- Your goal -
Copy every record below exactly as written, but leave out the pictures.

- Given data -
::::
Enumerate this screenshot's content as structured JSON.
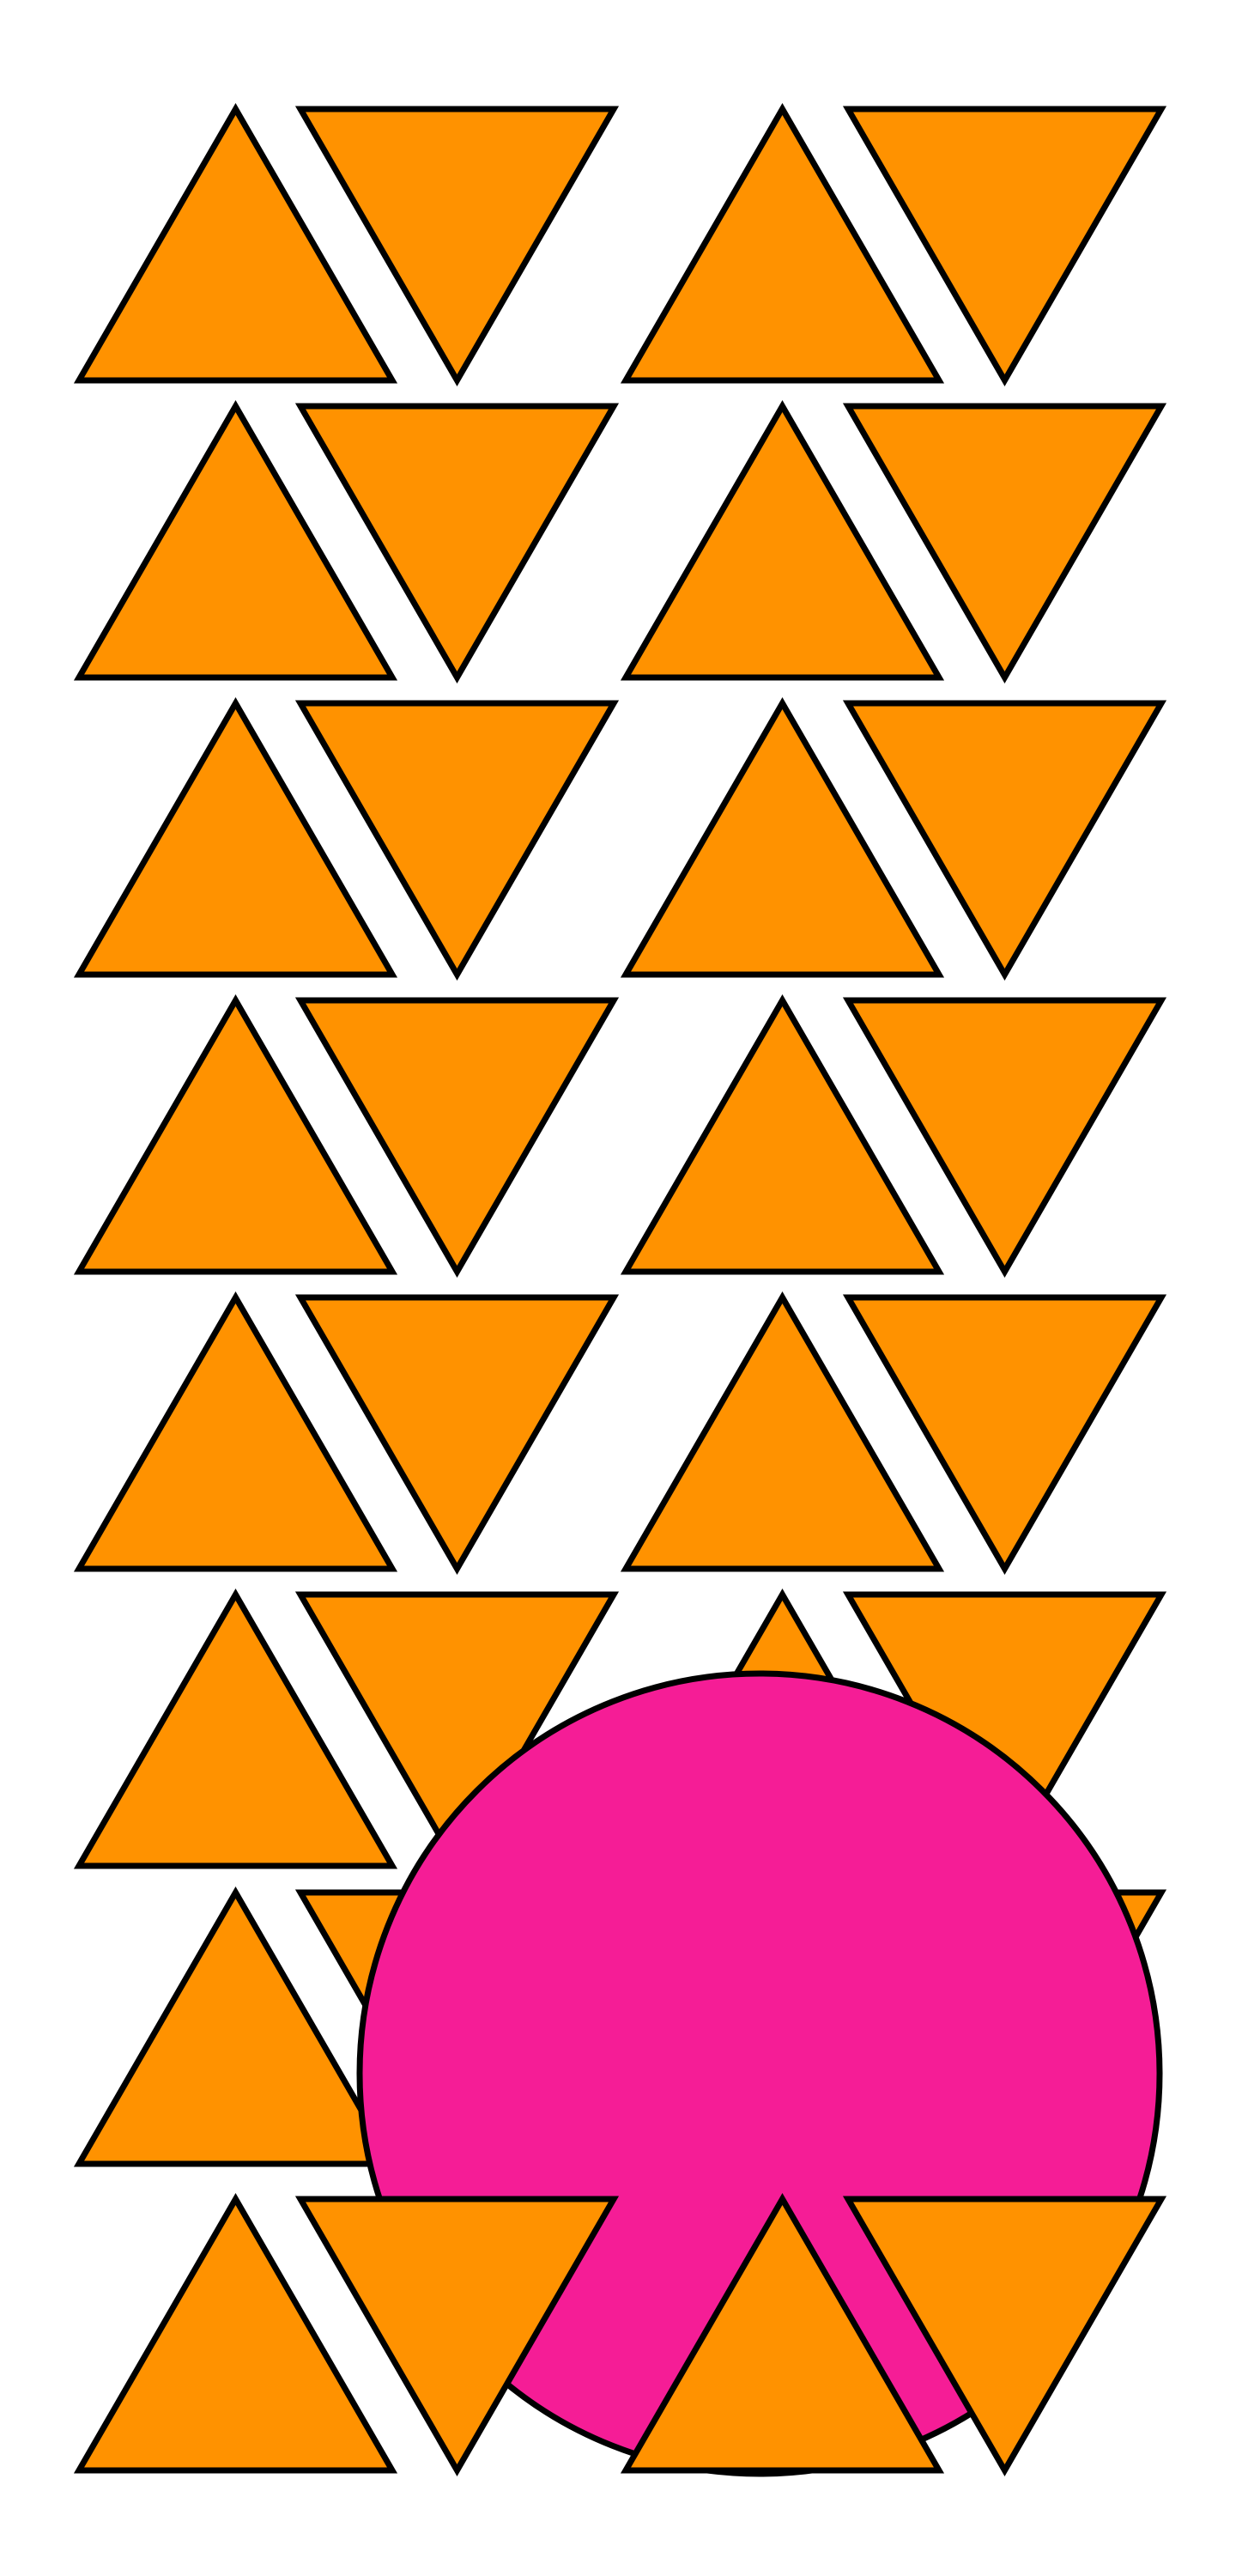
{
  "palette": {
    "background": "#ffffff",
    "triangle_fill": "#ff9200",
    "circle_fill": "#f51d96",
    "outline": "#000000"
  },
  "shapes": {
    "triangle_rows": 8,
    "triangles_per_row": 4,
    "row_pattern": [
      "up",
      "down",
      "up",
      "down"
    ],
    "circle_count": 1
  }
}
::::
- Result -
Enumerate this screenshot's content as structured JSON.
{
  "palette": {
    "background": "#ffffff",
    "triangle_fill": "#ff9200",
    "circle_fill": "#f51d96",
    "outline": "#000000"
  },
  "shapes": {
    "triangle_rows": 8,
    "triangles_per_row": 4,
    "row_pattern": [
      "up",
      "down",
      "up",
      "down"
    ],
    "circle_count": 1
  }
}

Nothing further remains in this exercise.